== DATA LINES ==
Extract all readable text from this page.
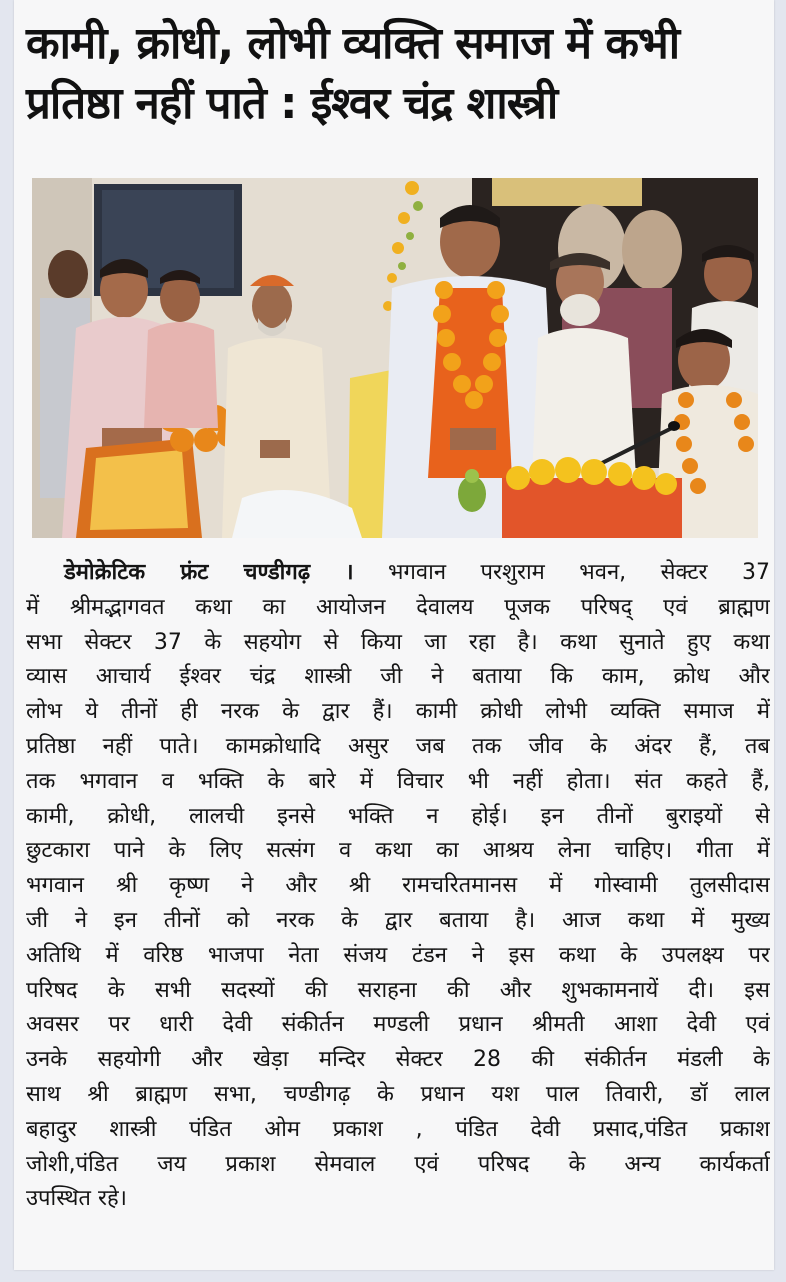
कामी, क्रोधी, लोभी व्यक्ति समाज में कभी
प्रतिष्ठा नहीं पाते : ईश्वर चंद्र शास्त्री
डेमोक्रेटिक फ्रंट चण्डीगढ़ । भगवान परशुराम भवन, सेक्टर 37
में श्रीमद्भागवत कथा का आयोजन देवालय पूजक परिषद् एवं ब्राह्मण
सभा सेक्टर 37 के सहयोग से किया जा रहा है। कथा सुनाते हुए कथा
व्यास आचार्य ईश्वर चंद्र शास्त्री जी ने बताया कि काम, क्रोध और
लोभ ये तीनों ही नरक के द्वार हैं। कामी क्रोधी लोभी व्यक्ति समाज में
प्रतिष्ठा नहीं पाते। कामक्रोधादि असुर जब तक जीव के अंदर हैं, तब
तक भगवान व भक्ति के बारे में विचार भी नहीं होता। संत कहते हैं,
कामी, क्रोधी, लालची इनसे भक्ति न होई। इन तीनों बुराइयों से
छुटकारा पाने के लिए सत्संग व कथा का आश्रय लेना चाहिए। गीता में
भगवान श्री कृष्ण ने और श्री रामचरितमानस में गोस्वामी तुलसीदास
जी ने इन तीनों को नरक के द्वार बताया है। आज कथा में मुख्य
अतिथि में वरिष्ठ भाजपा नेता संजय टंडन ने इस कथा के उपलक्ष्य पर
परिषद के सभी सदस्यों की सराहना की और शुभकामनायें दी। इस
अवसर पर धारी देवी संकीर्तन मण्डली प्रधान श्रीमती आशा देवी एवं
उनके सहयोगी और खेड़ा मन्दिर सेक्टर 28 की संकीर्तन मंडली के
साथ श्री ब्राह्मण सभा, चण्डीगढ़ के प्रधान यश पाल तिवारी, डॉ लाल
बहादुर शास्त्री पंडित ओम प्रकाश , पंडित देवी प्रसाद,पंडित प्रकाश
जोशी,पंडित जय प्रकाश सेमवाल एवं परिषद के अन्य कार्यकर्ता
उपस्थित रहे।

== WHAT THE EXERCISE ASKS ==
The pictures should not appear in the copy; every other part of the records above must be returned exactly.

== SOLUTION TO THE EXERCISE ==
Extract all readable text from this page.
कामी, क्रोधी, लोभी व्यक्ति समाज में कभी
प्रतिष्ठा नहीं पाते : ईश्वर चंद्र शास्त्री
डेमोक्रेटिक फ्रंट चण्डीगढ़ । भगवान परशुराम भवन, सेक्टर 37
में श्रीमद्भागवत कथा का आयोजन देवालय पूजक परिषद् एवं ब्राह्मण
सभा सेक्टर 37 के सहयोग से किया जा रहा है। कथा सुनाते हुए कथा
व्यास आचार्य ईश्वर चंद्र शास्त्री जी ने बताया कि काम, क्रोध और
लोभ ये तीनों ही नरक के द्वार हैं। कामी क्रोधी लोभी व्यक्ति समाज में
प्रतिष्ठा नहीं पाते। कामक्रोधादि असुर जब तक जीव के अंदर हैं, तब
तक भगवान व भक्ति के बारे में विचार भी नहीं होता। संत कहते हैं,
कामी, क्रोधी, लालची इनसे भक्ति न होई। इन तीनों बुराइयों से
छुटकारा पाने के लिए सत्संग व कथा का आश्रय लेना चाहिए। गीता में
भगवान श्री कृष्ण ने और श्री रामचरितमानस में गोस्वामी तुलसीदास
जी ने इन तीनों को नरक के द्वार बताया है। आज कथा में मुख्य
अतिथि में वरिष्ठ भाजपा नेता संजय टंडन ने इस कथा के उपलक्ष्य पर
परिषद के सभी सदस्यों की सराहना की और शुभकामनायें दी। इस
अवसर पर धारी देवी संकीर्तन मण्डली प्रधान श्रीमती आशा देवी एवं
उनके सहयोगी और खेड़ा मन्दिर सेक्टर 28 की संकीर्तन मंडली के
साथ श्री ब्राह्मण सभा, चण्डीगढ़ के प्रधान यश पाल तिवारी, डॉ लाल
बहादुर शास्त्री पंडित ओम प्रकाश , पंडित देवी प्रसाद,पंडित प्रकाश
जोशी,पंडित जय प्रकाश सेमवाल एवं परिषद के अन्य कार्यकर्ता
उपस्थित रहे।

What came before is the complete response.